_OBJECTIVE_
Find each line holding "questionnaire" and copy it out.

━━ PROVIDED DATA ━━

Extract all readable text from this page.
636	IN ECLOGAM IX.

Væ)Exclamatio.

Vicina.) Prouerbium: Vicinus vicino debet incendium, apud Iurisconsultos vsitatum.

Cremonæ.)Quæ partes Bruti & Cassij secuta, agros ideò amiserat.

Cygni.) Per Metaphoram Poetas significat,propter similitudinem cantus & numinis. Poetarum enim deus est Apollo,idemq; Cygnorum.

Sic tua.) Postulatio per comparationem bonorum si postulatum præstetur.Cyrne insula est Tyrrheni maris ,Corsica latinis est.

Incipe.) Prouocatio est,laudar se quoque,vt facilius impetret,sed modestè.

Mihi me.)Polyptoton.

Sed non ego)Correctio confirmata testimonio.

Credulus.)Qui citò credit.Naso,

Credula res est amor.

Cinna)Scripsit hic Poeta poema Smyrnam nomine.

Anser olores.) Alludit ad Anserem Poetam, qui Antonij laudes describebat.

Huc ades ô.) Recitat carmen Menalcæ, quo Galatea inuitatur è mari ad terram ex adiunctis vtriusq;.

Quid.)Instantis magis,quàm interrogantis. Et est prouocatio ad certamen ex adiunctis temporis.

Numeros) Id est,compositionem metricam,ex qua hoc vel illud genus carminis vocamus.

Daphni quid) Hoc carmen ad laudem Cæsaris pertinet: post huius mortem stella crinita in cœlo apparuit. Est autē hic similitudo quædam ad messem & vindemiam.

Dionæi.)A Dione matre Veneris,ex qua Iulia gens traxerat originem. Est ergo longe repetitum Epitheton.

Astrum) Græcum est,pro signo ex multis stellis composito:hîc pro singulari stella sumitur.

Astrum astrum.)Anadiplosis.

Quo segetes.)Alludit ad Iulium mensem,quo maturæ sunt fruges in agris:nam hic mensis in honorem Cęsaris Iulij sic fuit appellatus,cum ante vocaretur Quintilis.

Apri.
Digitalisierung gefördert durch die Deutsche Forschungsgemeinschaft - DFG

━━━
━━ PROVIDED DATA ━━

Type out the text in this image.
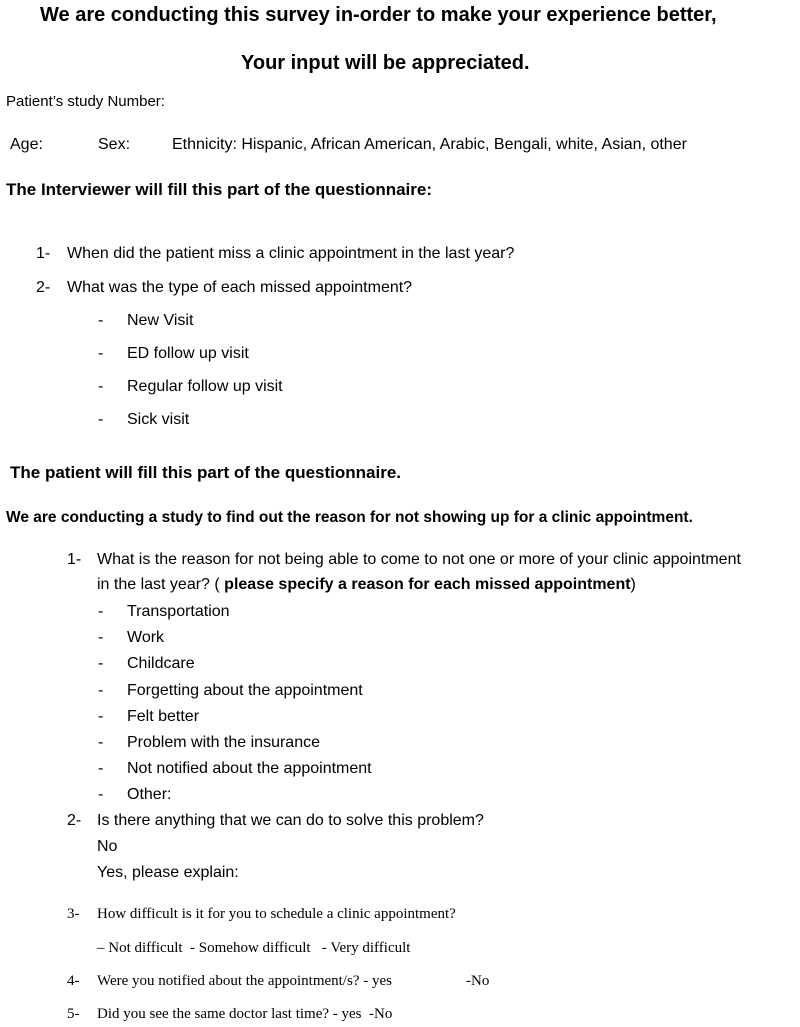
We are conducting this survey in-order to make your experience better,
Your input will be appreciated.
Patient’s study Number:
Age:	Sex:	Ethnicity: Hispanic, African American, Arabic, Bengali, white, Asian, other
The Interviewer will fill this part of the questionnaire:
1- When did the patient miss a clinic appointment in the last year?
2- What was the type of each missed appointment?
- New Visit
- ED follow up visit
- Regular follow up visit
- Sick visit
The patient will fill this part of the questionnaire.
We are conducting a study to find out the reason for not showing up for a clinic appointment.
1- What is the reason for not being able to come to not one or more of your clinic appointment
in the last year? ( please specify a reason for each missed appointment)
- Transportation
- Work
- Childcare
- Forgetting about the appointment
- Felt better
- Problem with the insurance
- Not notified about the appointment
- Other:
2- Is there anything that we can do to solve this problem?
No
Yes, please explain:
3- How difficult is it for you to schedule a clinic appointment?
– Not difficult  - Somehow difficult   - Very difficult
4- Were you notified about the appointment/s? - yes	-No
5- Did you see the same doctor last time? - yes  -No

━━━
━━ PROVIDED DATA ━━

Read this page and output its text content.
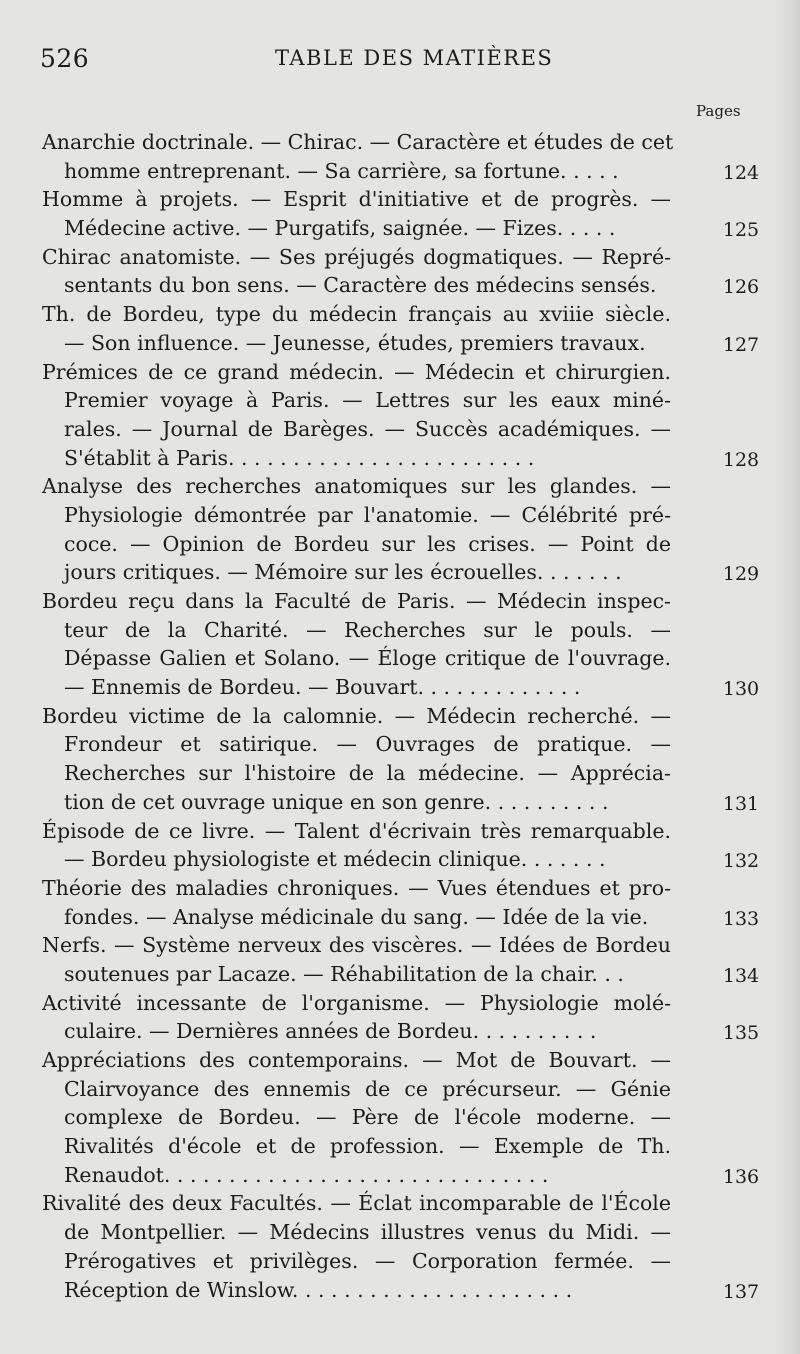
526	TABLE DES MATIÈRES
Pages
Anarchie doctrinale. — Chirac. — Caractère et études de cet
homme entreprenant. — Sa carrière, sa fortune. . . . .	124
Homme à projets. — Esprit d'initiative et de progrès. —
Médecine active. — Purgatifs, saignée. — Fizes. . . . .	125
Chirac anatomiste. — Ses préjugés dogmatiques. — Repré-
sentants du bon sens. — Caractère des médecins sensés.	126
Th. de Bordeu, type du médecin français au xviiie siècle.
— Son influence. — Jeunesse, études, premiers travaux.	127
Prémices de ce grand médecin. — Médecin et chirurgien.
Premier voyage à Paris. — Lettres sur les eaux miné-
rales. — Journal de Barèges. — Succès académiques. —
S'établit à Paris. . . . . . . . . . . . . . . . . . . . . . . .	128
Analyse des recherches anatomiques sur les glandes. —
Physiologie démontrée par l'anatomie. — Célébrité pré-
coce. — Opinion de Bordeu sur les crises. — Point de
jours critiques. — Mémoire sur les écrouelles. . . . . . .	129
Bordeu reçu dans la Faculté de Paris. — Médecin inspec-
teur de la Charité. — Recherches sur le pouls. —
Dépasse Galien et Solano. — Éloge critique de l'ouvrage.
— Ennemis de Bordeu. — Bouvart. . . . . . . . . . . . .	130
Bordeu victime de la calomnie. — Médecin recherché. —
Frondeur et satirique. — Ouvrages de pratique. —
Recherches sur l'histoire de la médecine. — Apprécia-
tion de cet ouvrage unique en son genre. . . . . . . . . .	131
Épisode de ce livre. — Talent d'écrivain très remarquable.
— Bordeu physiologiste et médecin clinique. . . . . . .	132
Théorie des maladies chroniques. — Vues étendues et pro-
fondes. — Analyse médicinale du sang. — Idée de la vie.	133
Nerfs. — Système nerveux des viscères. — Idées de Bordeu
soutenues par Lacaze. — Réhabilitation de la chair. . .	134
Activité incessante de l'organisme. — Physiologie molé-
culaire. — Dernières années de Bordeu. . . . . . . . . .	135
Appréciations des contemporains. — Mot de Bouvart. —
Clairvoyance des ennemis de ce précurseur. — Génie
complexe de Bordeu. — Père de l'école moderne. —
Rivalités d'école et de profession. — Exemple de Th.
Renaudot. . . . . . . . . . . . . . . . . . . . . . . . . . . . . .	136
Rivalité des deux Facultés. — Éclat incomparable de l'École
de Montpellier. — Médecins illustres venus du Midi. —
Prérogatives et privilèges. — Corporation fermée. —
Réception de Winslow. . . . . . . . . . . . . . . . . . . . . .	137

━━━

_TASK OUTPUT_
The Interviewer will fill this part of the questionnaire:
The patient will fill this part of the questionnaire.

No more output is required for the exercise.